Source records
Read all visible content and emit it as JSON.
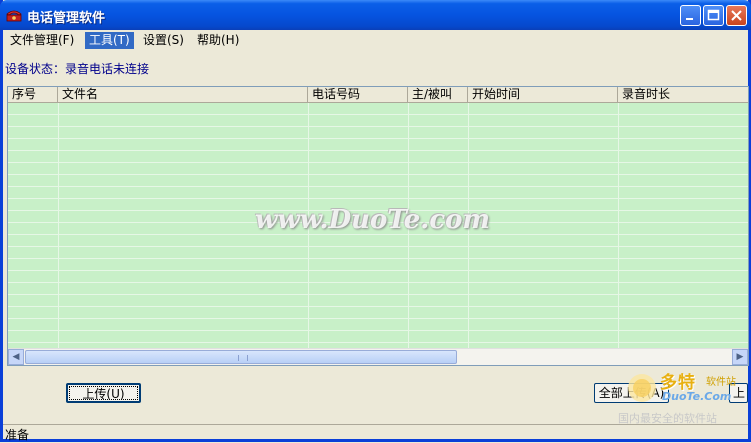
{
  "window": {
    "title": "电话管理软件",
    "buttons": [
      "minimize",
      "maximize",
      "close"
    ]
  },
  "menu": [
    {
      "label": "文件管理(F)",
      "active": false
    },
    {
      "label": "工具(T)",
      "active": true
    },
    {
      "label": "设置(S)",
      "active": false
    },
    {
      "label": "帮助(H)",
      "active": false
    }
  ],
  "device_status": "设备状态：录音电话未连接",
  "table": {
    "columns": [
      "序号",
      "文件名",
      "电话号码",
      "主/被叫",
      "开始时间",
      "录音时长"
    ],
    "rows": []
  },
  "buttons": {
    "upload": "上传(U)",
    "upload_all": "全部上传(A)",
    "partial_right": "上传"
  },
  "statusbar": {
    "text": "准备"
  },
  "watermark": {
    "text": "www.DuoTe.com",
    "logo_cn": "多特",
    "logo_sub": "软件站",
    "logo_en": "DuoTe.Com",
    "logo_tag": "国内最安全的软件站"
  },
  "colors": {
    "title_bar": "#0654e0",
    "grid_bg": "#c8f0c8",
    "menu_active": "#316ac5",
    "status_text": "#00008b"
  }
}
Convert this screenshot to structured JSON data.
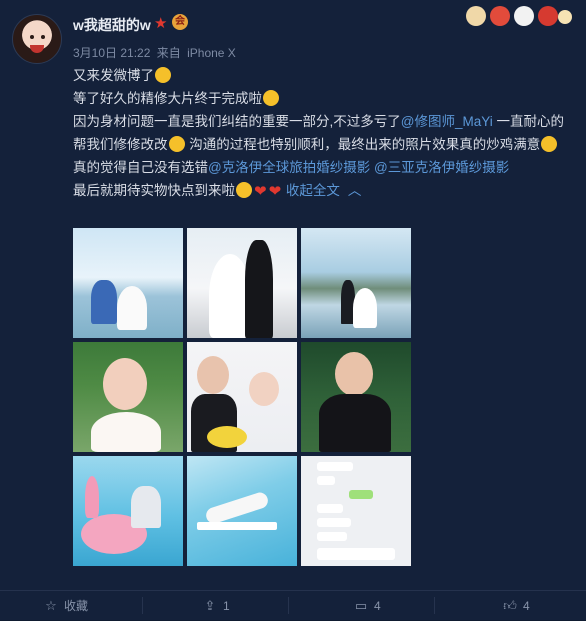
{
  "author": {
    "name": "w我超甜的w",
    "vip_star": "★",
    "badge": "会"
  },
  "meta": {
    "date": "3月10日 21:22",
    "from_prefix": "来自",
    "source": "iPhone X"
  },
  "content": {
    "line1": "又来发微博了",
    "line2": "等了好久的精修大片终于完成啦",
    "line3a": "因为身材问题一直是我们纠结的重要一部分,不过多亏了",
    "mention1": "@修图师_MaYi",
    "line3b": " 一直耐心的帮我们修修改改",
    "line3c": " 沟通的过程也特别顺利，最终出来的照片效果真的炒鸡满意",
    "line4a": "真的觉得自己没有选错",
    "mention2": "@克洛伊全球旅拍婚纱摄影",
    "mention3": "@三亚克洛伊婚纱摄影",
    "line5": "最后就期待实物快点到来啦",
    "collapse": "收起全文"
  },
  "photos": [
    {
      "scene": "seaside-couple"
    },
    {
      "scene": "bride-groom-sea"
    },
    {
      "scene": "glass-deck-couple"
    },
    {
      "scene": "bride-portrait"
    },
    {
      "scene": "couple-heart-hands"
    },
    {
      "scene": "groom-portrait"
    },
    {
      "scene": "flamingo-float"
    },
    {
      "scene": "pool-lounge"
    },
    {
      "scene": "chat-screenshot"
    }
  ],
  "actions": {
    "favorite": {
      "label": "收藏",
      "icon": "star-outline-icon"
    },
    "repost": {
      "count": "1",
      "icon": "repost-icon"
    },
    "comment": {
      "count": "4",
      "icon": "comment-icon"
    },
    "like": {
      "count": "4",
      "icon": "thumbs-up-icon"
    }
  },
  "colors": {
    "background": "#14213a",
    "link": "#5c98d8",
    "text": "#d9dde6",
    "meta": "#7d8aa3"
  }
}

◆ Set exercise
Transcribe all of the records above character for character. Exclude the pictures.

◆ Task result
Read all visible content and emit it as JSON.
{
  "window": {
    "title": "电话管理软件",
    "buttons": [
      "minimize",
      "maximize",
      "close"
    ]
  },
  "menu": [
    {
      "label": "文件管理(F)",
      "active": false
    },
    {
      "label": "工具(T)",
      "active": true
    },
    {
      "label": "设置(S)",
      "active": false
    },
    {
      "label": "帮助(H)",
      "active": false
    }
  ],
  "device_status": "设备状态：录音电话未连接",
  "table": {
    "columns": [
      "序号",
      "文件名",
      "电话号码",
      "主/被叫",
      "开始时间",
      "录音时长"
    ],
    "rows": []
  },
  "buttons": {
    "upload": "上传(U)",
    "upload_all": "全部上传(A)",
    "partial_right": "上传"
  },
  "statusbar": {
    "text": "准备"
  },
  "watermark": {
    "text": "www.DuoTe.com",
    "logo_cn": "多特",
    "logo_sub": "软件站",
    "logo_en": "DuoTe.Com",
    "logo_tag": "国内最安全的软件站"
  },
  "colors": {
    "title_bar": "#0654e0",
    "grid_bg": "#c8f0c8",
    "menu_active": "#316ac5",
    "status_text": "#00008b"
  }
}
Convert this screenshot to structured JSON data.
{
  "author": {
    "name": "w我超甜的w",
    "vip_star": "★",
    "badge": "会"
  },
  "meta": {
    "date": "3月10日 21:22",
    "from_prefix": "来自",
    "source": "iPhone X"
  },
  "content": {
    "line1": "又来发微博了",
    "line2": "等了好久的精修大片终于完成啦",
    "line3a": "因为身材问题一直是我们纠结的重要一部分,不过多亏了",
    "mention1": "@修图师_MaYi",
    "line3b": " 一直耐心的帮我们修修改改",
    "line3c": " 沟通的过程也特别顺利，最终出来的照片效果真的炒鸡满意",
    "line4a": "真的觉得自己没有选错",
    "mention2": "@克洛伊全球旅拍婚纱摄影",
    "mention3": "@三亚克洛伊婚纱摄影",
    "line5": "最后就期待实物快点到来啦",
    "collapse": "收起全文"
  },
  "photos": [
    {
      "scene": "seaside-couple"
    },
    {
      "scene": "bride-groom-sea"
    },
    {
      "scene": "glass-deck-couple"
    },
    {
      "scene": "bride-portrait"
    },
    {
      "scene": "couple-heart-hands"
    },
    {
      "scene": "groom-portrait"
    },
    {
      "scene": "flamingo-float"
    },
    {
      "scene": "pool-lounge"
    },
    {
      "scene": "chat-screenshot"
    }
  ],
  "actions": {
    "favorite": {
      "label": "收藏",
      "icon": "star-outline-icon"
    },
    "repost": {
      "count": "1",
      "icon": "repost-icon"
    },
    "comment": {
      "count": "4",
      "icon": "comment-icon"
    },
    "like": {
      "count": "4",
      "icon": "thumbs-up-icon"
    }
  },
  "colors": {
    "background": "#14213a",
    "link": "#5c98d8",
    "text": "#d9dde6",
    "meta": "#7d8aa3"
  }
}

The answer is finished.